**Records to process**
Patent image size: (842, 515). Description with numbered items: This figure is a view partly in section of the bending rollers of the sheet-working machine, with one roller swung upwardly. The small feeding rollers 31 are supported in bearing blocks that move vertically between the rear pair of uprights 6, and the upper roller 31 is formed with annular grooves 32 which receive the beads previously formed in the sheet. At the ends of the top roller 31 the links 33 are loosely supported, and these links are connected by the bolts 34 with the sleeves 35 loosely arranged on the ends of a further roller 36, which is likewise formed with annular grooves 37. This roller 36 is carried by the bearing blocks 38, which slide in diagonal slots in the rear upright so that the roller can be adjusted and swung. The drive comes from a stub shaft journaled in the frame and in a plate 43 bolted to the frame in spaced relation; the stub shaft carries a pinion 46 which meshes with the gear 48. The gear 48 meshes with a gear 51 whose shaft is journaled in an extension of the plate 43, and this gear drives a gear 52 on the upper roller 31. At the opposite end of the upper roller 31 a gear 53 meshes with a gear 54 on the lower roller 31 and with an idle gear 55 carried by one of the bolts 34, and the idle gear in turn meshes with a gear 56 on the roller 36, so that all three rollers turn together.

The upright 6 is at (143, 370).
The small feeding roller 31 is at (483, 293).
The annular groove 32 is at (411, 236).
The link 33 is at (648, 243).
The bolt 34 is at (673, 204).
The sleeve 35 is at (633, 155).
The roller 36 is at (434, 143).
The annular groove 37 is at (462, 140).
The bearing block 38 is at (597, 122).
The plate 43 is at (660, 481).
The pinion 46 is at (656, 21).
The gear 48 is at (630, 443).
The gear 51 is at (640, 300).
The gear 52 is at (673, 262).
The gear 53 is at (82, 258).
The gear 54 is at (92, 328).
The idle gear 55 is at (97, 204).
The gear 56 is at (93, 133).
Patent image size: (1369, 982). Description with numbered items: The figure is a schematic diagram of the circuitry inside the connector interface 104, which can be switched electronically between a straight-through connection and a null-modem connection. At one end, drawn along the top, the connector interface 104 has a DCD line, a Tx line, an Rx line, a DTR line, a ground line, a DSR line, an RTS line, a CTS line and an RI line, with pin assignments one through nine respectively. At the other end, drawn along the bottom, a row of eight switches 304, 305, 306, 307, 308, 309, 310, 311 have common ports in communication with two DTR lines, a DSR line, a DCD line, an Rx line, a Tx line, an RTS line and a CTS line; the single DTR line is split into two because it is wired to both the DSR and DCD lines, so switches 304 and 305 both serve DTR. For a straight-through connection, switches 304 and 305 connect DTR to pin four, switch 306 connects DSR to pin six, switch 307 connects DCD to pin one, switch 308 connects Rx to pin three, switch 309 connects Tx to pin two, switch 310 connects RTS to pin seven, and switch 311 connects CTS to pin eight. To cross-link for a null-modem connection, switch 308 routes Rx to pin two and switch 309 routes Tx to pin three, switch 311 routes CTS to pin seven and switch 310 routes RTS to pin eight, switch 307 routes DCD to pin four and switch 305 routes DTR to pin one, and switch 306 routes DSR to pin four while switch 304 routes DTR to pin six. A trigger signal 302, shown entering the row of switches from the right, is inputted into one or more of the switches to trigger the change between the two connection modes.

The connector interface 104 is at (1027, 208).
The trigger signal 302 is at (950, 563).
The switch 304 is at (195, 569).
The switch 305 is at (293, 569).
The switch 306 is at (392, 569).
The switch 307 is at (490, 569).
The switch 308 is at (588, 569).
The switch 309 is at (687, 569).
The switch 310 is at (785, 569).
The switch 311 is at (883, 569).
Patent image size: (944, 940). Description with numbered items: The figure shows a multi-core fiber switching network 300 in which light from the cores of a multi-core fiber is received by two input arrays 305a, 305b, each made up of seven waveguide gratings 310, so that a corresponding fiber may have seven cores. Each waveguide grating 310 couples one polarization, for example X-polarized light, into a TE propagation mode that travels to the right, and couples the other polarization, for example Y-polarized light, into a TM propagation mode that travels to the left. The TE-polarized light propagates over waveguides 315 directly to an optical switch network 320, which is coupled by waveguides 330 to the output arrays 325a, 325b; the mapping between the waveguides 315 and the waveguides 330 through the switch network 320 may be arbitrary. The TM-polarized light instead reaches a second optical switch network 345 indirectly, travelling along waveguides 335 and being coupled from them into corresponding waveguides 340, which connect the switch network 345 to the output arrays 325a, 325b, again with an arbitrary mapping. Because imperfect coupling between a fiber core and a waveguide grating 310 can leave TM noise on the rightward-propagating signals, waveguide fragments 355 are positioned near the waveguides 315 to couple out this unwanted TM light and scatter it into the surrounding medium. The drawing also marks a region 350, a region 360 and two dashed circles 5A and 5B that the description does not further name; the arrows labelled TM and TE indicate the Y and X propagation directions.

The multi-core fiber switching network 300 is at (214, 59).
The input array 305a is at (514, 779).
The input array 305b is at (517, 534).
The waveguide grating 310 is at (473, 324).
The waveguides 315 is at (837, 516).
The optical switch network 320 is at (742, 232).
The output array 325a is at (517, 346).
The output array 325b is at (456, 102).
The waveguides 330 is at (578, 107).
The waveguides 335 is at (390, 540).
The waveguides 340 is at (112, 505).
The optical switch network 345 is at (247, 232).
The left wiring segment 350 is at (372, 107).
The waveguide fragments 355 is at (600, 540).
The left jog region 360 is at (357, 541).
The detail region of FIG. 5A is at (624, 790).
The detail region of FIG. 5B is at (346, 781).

**Your goal**
Copy the entire listing above word for word, line by line, without altering any part of it.

**Reply to the exercise**
Patent image size: (842, 515). Description with numbered items: This figure is a view partly in section of the bending rollers of the sheet-working machine, with one roller swung upwardly. The small feeding rollers 31 are supported in bearing blocks that move vertically between the rear pair of uprights 6, and the upper roller 31 is formed with annular grooves 32 which receive the beads previously formed in the sheet. At the ends of the top roller 31 the links 33 are loosely supported, and these links are connected by the bolts 34 with the sleeves 35 loosely arranged on the ends of a further roller 36, which is likewise formed with annular grooves 37. This roller 36 is carried by the bearing blocks 38, which slide in diagonal slots in the rear upright so that the roller can be adjusted and swung. The drive comes from a stub shaft journaled in the frame and in a plate 43 bolted to the frame in spaced relation; the stub shaft carries a pinion 46 which meshes with the gear 48. The gear 48 meshes with a gear 51 whose shaft is journaled in an extension of the plate 43, and this gear drives a gear 52 on the upper roller 31. At the opposite end of the upper roller 31 a gear 53 meshes with a gear 54 on the lower roller 31 and with an idle gear 55 carried by one of the bolts 34, and the idle gear in turn meshes with a gear 56 on the roller 36, so that all three rollers turn together.

The upright 6 is at (143, 370).
The small feeding roller 31 is at (483, 293).
The annular groove 32 is at (411, 236).
The link 33 is at (648, 243).
The bolt 34 is at (673, 204).
The sleeve 35 is at (633, 155).
The roller 36 is at (434, 143).
The annular groove 37 is at (462, 140).
The bearing block 38 is at (597, 122).
The plate 43 is at (660, 481).
The pinion 46 is at (656, 21).
The gear 48 is at (630, 443).
The gear 51 is at (640, 300).
The gear 52 is at (673, 262).
The gear 53 is at (82, 258).
The gear 54 is at (92, 328).
The idle gear 55 is at (97, 204).
The gear 56 is at (93, 133).
Patent image size: (1369, 982). Description with numbered items: The figure is a schematic diagram of the circuitry inside the connector interface 104, which can be switched electronically between a straight-through connection and a null-modem connection. At one end, drawn along the top, the connector interface 104 has a DCD line, a Tx line, an Rx line, a DTR line, a ground line, a DSR line, an RTS line, a CTS line and an RI line, with pin assignments one through nine respectively. At the other end, drawn along the bottom, a row of eight switches 304, 305, 306, 307, 308, 309, 310, 311 have common ports in communication with two DTR lines, a DSR line, a DCD line, an Rx line, a Tx line, an RTS line and a CTS line; the single DTR line is split into two because it is wired to both the DSR and DCD lines, so switches 304 and 305 both serve DTR. For a straight-through connection, switches 304 and 305 connect DTR to pin four, switch 306 connects DSR to pin six, switch 307 connects DCD to pin one, switch 308 connects Rx to pin three, switch 309 connects Tx to pin two, switch 310 connects RTS to pin seven, and switch 311 connects CTS to pin eight. To cross-link for a null-modem connection, switch 308 routes Rx to pin two and switch 309 routes Tx to pin three, switch 311 routes CTS to pin seven and switch 310 routes RTS to pin eight, switch 307 routes DCD to pin four and switch 305 routes DTR to pin one, and switch 306 routes DSR to pin four while switch 304 routes DTR to pin six. A trigger signal 302, shown entering the row of switches from the right, is inputted into one or more of the switches to trigger the change between the two connection modes.

The connector interface 104 is at (1027, 208).
The trigger signal 302 is at (950, 563).
The switch 304 is at (195, 569).
The switch 305 is at (293, 569).
The switch 306 is at (392, 569).
The switch 307 is at (490, 569).
The switch 308 is at (588, 569).
The switch 309 is at (687, 569).
The switch 310 is at (785, 569).
The switch 311 is at (883, 569).
Patent image size: (944, 940). Description with numbered items: The figure shows a multi-core fiber switching network 300 in which light from the cores of a multi-core fiber is received by two input arrays 305a, 305b, each made up of seven waveguide gratings 310, so that a corresponding fiber may have seven cores. Each waveguide grating 310 couples one polarization, for example X-polarized light, into a TE propagation mode that travels to the right, and couples the other polarization, for example Y-polarized light, into a TM propagation mode that travels to the left. The TE-polarized light propagates over waveguides 315 directly to an optical switch network 320, which is coupled by waveguides 330 to the output arrays 325a, 325b; the mapping between the waveguides 315 and the waveguides 330 through the switch network 320 may be arbitrary. The TM-polarized light instead reaches a second optical switch network 345 indirectly, travelling along waveguides 335 and being coupled from them into corresponding waveguides 340, which connect the switch network 345 to the output arrays 325a, 325b, again with an arbitrary mapping. Because imperfect coupling between a fiber core and a waveguide grating 310 can leave TM noise on the rightward-propagating signals, waveguide fragments 355 are positioned near the waveguides 315 to couple out this unwanted TM light and scatter it into the surrounding medium. The drawing also marks a region 350, a region 360 and two dashed circles 5A and 5B that the description does not further name; the arrows labelled TM and TE indicate the Y and X propagation directions.

The multi-core fiber switching network 300 is at (214, 59).
The input array 305a is at (514, 779).
The input array 305b is at (517, 534).
The waveguide grating 310 is at (473, 324).
The waveguides 315 is at (837, 516).
The optical switch network 320 is at (742, 232).
The output array 325a is at (517, 346).
The output array 325b is at (456, 102).
The waveguides 330 is at (578, 107).
The waveguides 335 is at (390, 540).
The waveguides 340 is at (112, 505).
The optical switch network 345 is at (247, 232).
The left wiring segment 350 is at (372, 107).
The waveguide fragments 355 is at (600, 540).
The left jog region 360 is at (357, 541).
The detail region of FIG. 5A is at (624, 790).
The detail region of FIG. 5B is at (346, 781).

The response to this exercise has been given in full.